* **Problem statement**:
What you return should be the complete data below, word for word, with no pictures in it.

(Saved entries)

++++++

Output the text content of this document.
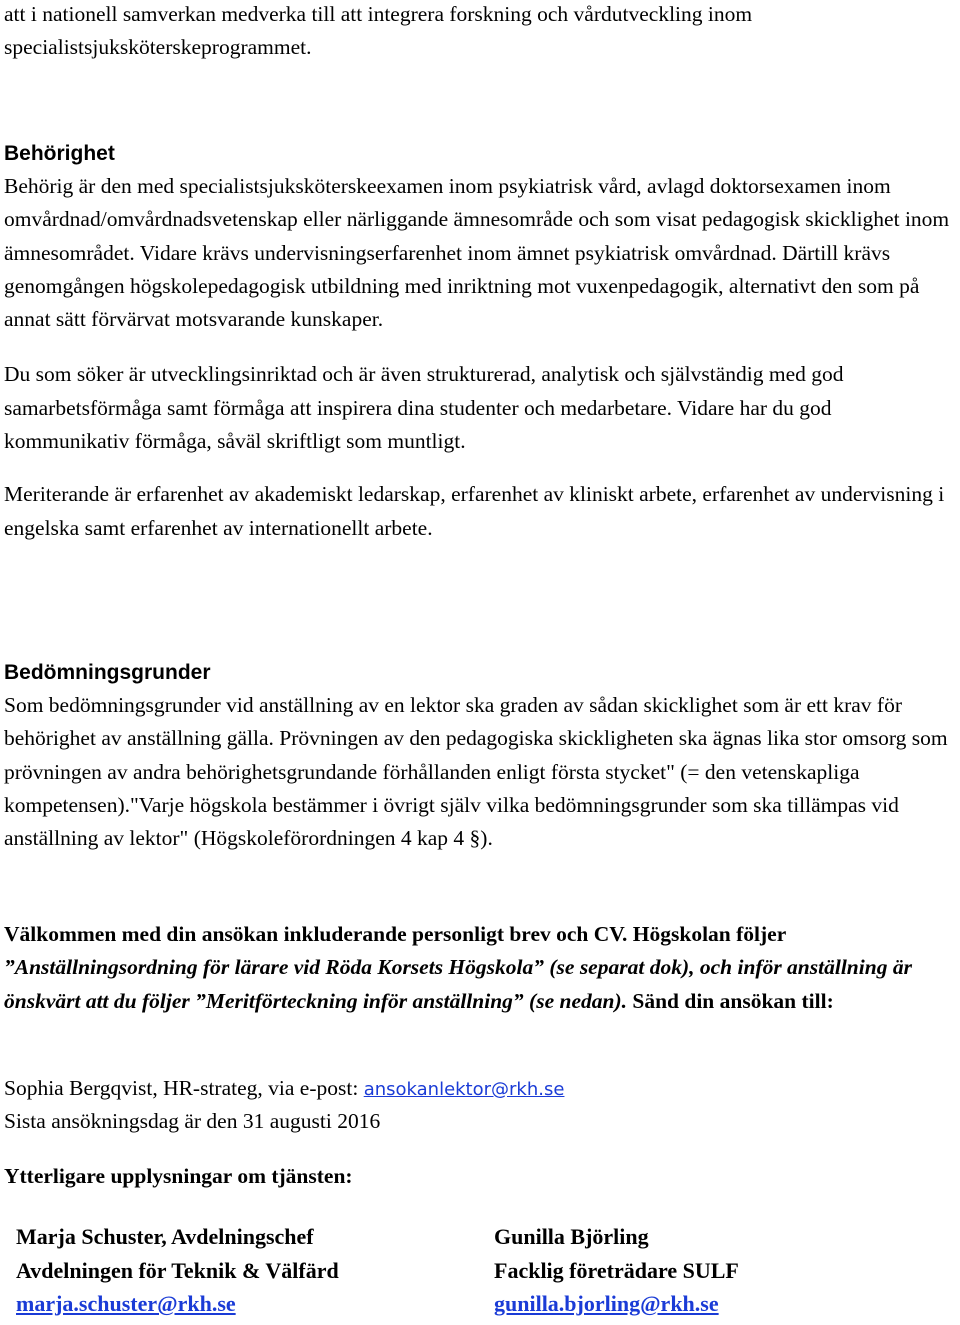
att i nationell samverkan medverka till att integrera forskning och vårdutveckling inom

specialistsjuksköterskeprogrammet.

Behörighet

Behörig är den med specialistsjuksköterskeexamen inom psykiatrisk vård, avlagd doktorsexamen inom omvårdnad/omvårdnadsvetenskap eller närliggande ämnesområde och som visat pedagogisk skicklighet inom ämnesområdet. Vidare krävs undervisningserfarenhet inom ämnet psykiatrisk omvårdnad. Därtill krävs genomgången högskolepedagogisk utbildning med inriktning mot vuxenpedagogik, alternativt den som på annat sätt förvärvat motsvarande kunskaper.

Du som söker är utvecklingsinriktad och är även strukturerad, analytisk och självständig med god samarbetsförmåga samt förmåga att inspirera dina studenter och medarbetare. Vidare har du god kommunikativ förmåga, såväl skriftligt som muntligt.

Meriterande är erfarenhet av akademiskt ledarskap, erfarenhet av kliniskt arbete, erfarenhet av undervisning i engelska samt erfarenhet av internationellt arbete.

Bedömningsgrunder

Som bedömningsgrunder vid anställning av en lektor ska graden av sådan skicklighet som är ett krav för behörighet av anställning gälla. Prövningen av den pedagogiska skickligheten ska ägnas lika stor omsorg som prövningen av andra behörighetsgrundande förhållanden enligt första stycket" (= den vetenskapliga kompetensen)."Varje högskola bestämmer i övrigt själv vilka bedömningsgrunder som ska tillämpas vid anställning av lektor" (Högskoleförordningen 4 kap 4 §).

Välkommen med din ansökan inkluderande personligt brev och CV. Högskolan följer ”Anställningsordning för lärare vid Röda Korsets Högskola” (se separat dok), och inför anställning är önskvärt att du följer ”Meritförteckning inför anställning” (se nedan). Sänd din ansökan till:

Sophia Bergqvist, HR-strateg, via e-post: ansokanlektor@rkh.se

Sista ansökningsdag är den 31 augusti 2016

Ytterligare upplysningar om tjänsten:

Marja Schuster, Avdelningschef
Avdelningen för Teknik & Välfärd
marja.schuster@rkh.se
Gunilla Björling
Facklig företrädare SULF
gunilla.bjorling@rkh.se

++++++

* **Response to this task**:
Output the text content of this document.
att i nationell samverkan medverka till att integrera forskning och vårdutveckling inom

specialistsjuksköterskeprogrammet.

Behörighet

Behörig är den med specialistsjuksköterskeexamen inom psykiatrisk vård, avlagd doktorsexamen inom omvårdnad/omvårdnadsvetenskap eller närliggande ämnesområde och som visat pedagogisk skicklighet inom ämnesområdet. Vidare krävs undervisningserfarenhet inom ämnet psykiatrisk omvårdnad. Därtill krävs genomgången högskolepedagogisk utbildning med inriktning mot vuxenpedagogik, alternativt den som på annat sätt förvärvat motsvarande kunskaper.

Du som söker är utvecklingsinriktad och är även strukturerad, analytisk och självständig med god samarbetsförmåga samt förmåga att inspirera dina studenter och medarbetare. Vidare har du god kommunikativ förmåga, såväl skriftligt som muntligt.

Meriterande är erfarenhet av akademiskt ledarskap, erfarenhet av kliniskt arbete, erfarenhet av undervisning i engelska samt erfarenhet av internationellt arbete.

Bedömningsgrunder

Som bedömningsgrunder vid anställning av en lektor ska graden av sådan skicklighet som är ett krav för behörighet av anställning gälla. Prövningen av den pedagogiska skickligheten ska ägnas lika stor omsorg som prövningen av andra behörighetsgrundande förhållanden enligt första stycket" (= den vetenskapliga kompetensen)."Varje högskola bestämmer i övrigt själv vilka bedömningsgrunder som ska tillämpas vid anställning av lektor" (Högskoleförordningen 4 kap 4 §).

Välkommen med din ansökan inkluderande personligt brev och CV. Högskolan följer ”Anställningsordning för lärare vid Röda Korsets Högskola” (se separat dok), och inför anställning är önskvärt att du följer ”Meritförteckning inför anställning” (se nedan). Sänd din ansökan till:

Sophia Bergqvist, HR-strateg, via e-post: ansokanlektor@rkh.se

Sista ansökningsdag är den 31 augusti 2016

Ytterligare upplysningar om tjänsten:

Marja Schuster, Avdelningschef
Avdelningen för Teknik & Välfärd
marja.schuster@rkh.se
Gunilla Björling
Facklig företrädare SULF
gunilla.bjorling@rkh.se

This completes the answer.